* _PROBLEM REQUIREMENTS_
Locate the string "产权证号" in the listing below. Copy every line where it is found.

* _LISTED ENTRIES_
##############################

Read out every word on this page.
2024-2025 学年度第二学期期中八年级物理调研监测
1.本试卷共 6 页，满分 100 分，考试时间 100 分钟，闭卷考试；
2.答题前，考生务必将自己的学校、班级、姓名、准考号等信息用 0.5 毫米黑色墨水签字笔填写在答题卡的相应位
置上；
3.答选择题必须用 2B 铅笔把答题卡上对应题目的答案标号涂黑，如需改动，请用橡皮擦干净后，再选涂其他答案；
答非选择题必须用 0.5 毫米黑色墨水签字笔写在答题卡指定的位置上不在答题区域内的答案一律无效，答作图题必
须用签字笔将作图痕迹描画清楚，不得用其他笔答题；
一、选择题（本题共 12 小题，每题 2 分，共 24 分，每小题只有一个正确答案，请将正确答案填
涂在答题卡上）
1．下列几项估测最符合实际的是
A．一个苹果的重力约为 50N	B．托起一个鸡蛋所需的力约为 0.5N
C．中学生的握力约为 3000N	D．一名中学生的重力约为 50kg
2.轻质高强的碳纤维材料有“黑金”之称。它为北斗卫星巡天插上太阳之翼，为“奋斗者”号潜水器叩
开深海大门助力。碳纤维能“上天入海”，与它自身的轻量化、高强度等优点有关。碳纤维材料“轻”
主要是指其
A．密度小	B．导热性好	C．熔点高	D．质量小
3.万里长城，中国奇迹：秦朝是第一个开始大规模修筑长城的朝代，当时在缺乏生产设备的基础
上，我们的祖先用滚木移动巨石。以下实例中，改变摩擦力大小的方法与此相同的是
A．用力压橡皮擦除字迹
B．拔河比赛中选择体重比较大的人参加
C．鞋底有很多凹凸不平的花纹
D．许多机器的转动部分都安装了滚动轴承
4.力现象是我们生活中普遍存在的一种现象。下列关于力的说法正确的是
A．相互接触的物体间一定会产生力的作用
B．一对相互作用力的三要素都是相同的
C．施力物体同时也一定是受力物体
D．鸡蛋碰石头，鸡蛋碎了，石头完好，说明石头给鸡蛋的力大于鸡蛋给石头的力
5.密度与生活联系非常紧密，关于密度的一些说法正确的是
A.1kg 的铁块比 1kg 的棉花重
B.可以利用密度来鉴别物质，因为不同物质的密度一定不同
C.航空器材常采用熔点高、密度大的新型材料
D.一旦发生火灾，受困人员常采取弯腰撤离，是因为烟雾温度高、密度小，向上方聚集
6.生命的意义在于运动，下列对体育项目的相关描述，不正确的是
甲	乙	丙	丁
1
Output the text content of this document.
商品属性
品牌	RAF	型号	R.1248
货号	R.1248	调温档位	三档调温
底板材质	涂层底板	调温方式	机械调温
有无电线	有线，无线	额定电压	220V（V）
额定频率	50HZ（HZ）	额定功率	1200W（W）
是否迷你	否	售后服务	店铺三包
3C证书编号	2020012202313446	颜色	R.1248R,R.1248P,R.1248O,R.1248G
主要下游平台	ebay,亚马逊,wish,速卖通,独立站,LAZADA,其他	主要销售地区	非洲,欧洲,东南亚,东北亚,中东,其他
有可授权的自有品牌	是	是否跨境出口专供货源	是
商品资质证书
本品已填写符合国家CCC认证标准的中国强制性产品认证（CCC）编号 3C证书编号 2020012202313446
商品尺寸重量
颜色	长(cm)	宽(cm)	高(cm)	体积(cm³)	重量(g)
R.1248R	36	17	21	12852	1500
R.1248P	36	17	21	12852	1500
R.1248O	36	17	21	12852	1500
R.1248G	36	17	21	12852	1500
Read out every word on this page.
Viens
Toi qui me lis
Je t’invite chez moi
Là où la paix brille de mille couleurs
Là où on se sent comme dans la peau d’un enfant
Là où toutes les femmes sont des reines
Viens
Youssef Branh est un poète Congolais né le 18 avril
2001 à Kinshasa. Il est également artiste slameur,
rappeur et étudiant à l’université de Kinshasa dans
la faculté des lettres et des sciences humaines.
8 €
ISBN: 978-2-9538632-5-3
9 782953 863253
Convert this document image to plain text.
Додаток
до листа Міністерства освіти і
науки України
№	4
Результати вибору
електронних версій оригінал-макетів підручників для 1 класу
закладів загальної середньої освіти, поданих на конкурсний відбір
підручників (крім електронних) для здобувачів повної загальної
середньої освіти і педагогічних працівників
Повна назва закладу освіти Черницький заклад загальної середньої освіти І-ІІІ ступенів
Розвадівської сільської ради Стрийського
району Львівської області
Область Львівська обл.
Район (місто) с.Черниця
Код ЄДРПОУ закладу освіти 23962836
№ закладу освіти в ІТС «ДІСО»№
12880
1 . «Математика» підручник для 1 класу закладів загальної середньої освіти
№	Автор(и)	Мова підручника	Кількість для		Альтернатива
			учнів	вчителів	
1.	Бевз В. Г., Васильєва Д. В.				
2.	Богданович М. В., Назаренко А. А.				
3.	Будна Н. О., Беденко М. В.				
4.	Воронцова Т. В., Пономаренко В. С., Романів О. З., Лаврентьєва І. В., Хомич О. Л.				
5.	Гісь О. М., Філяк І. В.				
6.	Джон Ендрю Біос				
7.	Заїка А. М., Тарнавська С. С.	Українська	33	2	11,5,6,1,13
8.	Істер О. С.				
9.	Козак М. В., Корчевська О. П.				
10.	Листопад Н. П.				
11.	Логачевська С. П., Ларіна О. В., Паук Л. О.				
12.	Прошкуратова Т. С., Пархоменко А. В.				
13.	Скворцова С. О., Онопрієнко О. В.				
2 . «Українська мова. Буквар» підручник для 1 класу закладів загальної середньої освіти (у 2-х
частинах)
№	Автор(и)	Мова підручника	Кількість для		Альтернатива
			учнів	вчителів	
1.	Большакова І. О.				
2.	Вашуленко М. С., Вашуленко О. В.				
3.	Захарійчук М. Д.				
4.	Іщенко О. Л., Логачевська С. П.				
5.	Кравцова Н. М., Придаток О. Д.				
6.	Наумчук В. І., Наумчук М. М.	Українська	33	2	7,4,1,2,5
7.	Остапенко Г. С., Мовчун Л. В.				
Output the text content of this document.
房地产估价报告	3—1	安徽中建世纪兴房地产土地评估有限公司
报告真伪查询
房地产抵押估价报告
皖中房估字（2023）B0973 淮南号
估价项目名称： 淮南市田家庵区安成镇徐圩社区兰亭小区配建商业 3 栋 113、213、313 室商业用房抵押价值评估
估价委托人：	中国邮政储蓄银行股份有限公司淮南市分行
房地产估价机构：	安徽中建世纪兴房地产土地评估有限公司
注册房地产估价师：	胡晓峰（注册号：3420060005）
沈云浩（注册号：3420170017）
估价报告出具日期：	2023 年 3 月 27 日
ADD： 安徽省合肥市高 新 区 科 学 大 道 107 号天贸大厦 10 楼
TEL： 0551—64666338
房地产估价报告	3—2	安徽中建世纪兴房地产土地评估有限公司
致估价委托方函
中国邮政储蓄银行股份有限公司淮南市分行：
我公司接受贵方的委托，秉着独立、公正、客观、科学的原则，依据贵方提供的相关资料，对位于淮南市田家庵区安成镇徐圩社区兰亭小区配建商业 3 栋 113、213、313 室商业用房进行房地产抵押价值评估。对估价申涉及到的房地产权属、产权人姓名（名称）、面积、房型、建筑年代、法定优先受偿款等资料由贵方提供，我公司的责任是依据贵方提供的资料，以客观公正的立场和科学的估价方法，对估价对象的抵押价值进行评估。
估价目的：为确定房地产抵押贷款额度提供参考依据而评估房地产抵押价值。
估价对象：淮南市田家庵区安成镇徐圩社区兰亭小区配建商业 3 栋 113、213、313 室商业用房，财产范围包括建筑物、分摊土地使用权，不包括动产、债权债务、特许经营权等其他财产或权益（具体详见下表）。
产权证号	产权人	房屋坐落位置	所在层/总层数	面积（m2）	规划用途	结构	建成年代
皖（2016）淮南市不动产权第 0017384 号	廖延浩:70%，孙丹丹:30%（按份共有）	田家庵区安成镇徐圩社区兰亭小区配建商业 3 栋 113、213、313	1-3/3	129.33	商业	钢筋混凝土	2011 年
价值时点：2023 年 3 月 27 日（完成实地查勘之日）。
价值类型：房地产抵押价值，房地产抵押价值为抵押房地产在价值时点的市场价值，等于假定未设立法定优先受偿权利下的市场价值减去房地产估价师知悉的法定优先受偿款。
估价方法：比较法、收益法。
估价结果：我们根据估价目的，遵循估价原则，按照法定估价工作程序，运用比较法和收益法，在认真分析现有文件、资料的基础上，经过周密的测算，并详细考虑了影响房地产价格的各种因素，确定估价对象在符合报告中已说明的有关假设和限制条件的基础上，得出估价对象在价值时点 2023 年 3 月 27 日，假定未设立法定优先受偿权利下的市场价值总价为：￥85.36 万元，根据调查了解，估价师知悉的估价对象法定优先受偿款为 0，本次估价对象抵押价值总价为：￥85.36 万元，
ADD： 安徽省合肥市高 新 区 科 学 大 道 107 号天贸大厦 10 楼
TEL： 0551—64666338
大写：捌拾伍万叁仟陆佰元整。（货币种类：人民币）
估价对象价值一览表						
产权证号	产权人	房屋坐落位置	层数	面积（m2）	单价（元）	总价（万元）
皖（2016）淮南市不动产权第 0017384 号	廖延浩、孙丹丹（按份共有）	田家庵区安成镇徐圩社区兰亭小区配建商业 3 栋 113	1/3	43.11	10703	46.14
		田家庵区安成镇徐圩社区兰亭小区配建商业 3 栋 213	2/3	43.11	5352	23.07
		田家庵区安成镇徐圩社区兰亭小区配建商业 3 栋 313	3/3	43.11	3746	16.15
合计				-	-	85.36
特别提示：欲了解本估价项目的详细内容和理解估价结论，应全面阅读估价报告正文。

##############################

* _ANSWER TO THIS PROBLEM_
产权证号	产权人	房屋坐落位置	所在层/总层数	面积（m2）	规划用途	结构	建成年代
产权证号	产权人	房屋坐落位置	层数	面积（m2）	单价（元）	总价（万元）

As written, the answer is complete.